* **WHAT IS NEEDED**:
In the entries below, find every line holding the string "Cortex" and collect it.

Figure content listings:
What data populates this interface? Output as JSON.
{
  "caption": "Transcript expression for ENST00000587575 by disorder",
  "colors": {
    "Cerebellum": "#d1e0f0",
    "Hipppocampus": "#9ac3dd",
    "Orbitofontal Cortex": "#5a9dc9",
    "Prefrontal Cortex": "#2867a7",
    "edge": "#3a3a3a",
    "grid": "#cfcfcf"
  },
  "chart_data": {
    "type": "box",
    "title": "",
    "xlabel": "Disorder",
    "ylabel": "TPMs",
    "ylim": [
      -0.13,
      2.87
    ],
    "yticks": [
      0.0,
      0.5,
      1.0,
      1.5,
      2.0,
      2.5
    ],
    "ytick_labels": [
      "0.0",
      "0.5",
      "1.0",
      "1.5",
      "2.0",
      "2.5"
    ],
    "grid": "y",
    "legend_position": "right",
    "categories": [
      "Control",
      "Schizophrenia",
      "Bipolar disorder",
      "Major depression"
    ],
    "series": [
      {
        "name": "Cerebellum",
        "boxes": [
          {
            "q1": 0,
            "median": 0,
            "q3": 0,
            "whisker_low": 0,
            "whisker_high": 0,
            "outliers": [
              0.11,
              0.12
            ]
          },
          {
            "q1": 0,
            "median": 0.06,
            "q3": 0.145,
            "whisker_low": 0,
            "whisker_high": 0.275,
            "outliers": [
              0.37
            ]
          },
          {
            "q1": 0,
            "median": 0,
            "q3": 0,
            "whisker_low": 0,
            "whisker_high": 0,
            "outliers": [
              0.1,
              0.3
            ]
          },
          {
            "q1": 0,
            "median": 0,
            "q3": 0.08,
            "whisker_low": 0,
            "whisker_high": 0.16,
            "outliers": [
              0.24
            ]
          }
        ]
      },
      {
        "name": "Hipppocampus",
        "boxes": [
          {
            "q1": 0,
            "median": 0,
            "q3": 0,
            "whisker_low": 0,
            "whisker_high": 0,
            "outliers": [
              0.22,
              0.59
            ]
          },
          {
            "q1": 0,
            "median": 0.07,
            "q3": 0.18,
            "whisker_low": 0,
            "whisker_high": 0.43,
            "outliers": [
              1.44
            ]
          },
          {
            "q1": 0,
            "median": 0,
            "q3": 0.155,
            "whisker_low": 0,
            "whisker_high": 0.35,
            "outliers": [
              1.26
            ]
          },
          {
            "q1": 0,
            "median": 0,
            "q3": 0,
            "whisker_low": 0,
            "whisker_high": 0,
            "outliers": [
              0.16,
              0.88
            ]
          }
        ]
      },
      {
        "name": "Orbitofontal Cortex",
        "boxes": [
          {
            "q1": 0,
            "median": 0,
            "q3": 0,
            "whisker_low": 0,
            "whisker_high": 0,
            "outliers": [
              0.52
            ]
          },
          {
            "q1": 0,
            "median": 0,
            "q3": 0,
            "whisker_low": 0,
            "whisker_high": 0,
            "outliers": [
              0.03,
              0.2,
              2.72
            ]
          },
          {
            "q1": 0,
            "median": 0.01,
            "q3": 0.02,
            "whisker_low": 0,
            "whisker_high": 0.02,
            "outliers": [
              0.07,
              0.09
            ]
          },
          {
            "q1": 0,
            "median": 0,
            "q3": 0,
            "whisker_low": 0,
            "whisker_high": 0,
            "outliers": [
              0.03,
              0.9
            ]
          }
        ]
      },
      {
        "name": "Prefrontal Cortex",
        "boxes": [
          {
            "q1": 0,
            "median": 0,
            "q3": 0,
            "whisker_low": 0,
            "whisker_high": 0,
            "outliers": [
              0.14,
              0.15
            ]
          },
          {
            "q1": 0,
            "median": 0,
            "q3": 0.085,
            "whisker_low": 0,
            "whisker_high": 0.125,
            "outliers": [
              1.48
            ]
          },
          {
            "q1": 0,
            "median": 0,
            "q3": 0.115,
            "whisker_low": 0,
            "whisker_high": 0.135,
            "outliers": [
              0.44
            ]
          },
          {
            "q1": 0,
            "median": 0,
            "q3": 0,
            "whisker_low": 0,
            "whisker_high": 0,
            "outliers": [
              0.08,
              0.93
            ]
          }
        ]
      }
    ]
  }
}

* **SOLUTION TO THE EXERCISE**:
    "Orbitofontal Cortex": "#5a9dc9",
    "Prefrontal Cortex": "#2867a7",
        "name": "Orbitofontal Cortex",
        "name": "Prefrontal Cortex",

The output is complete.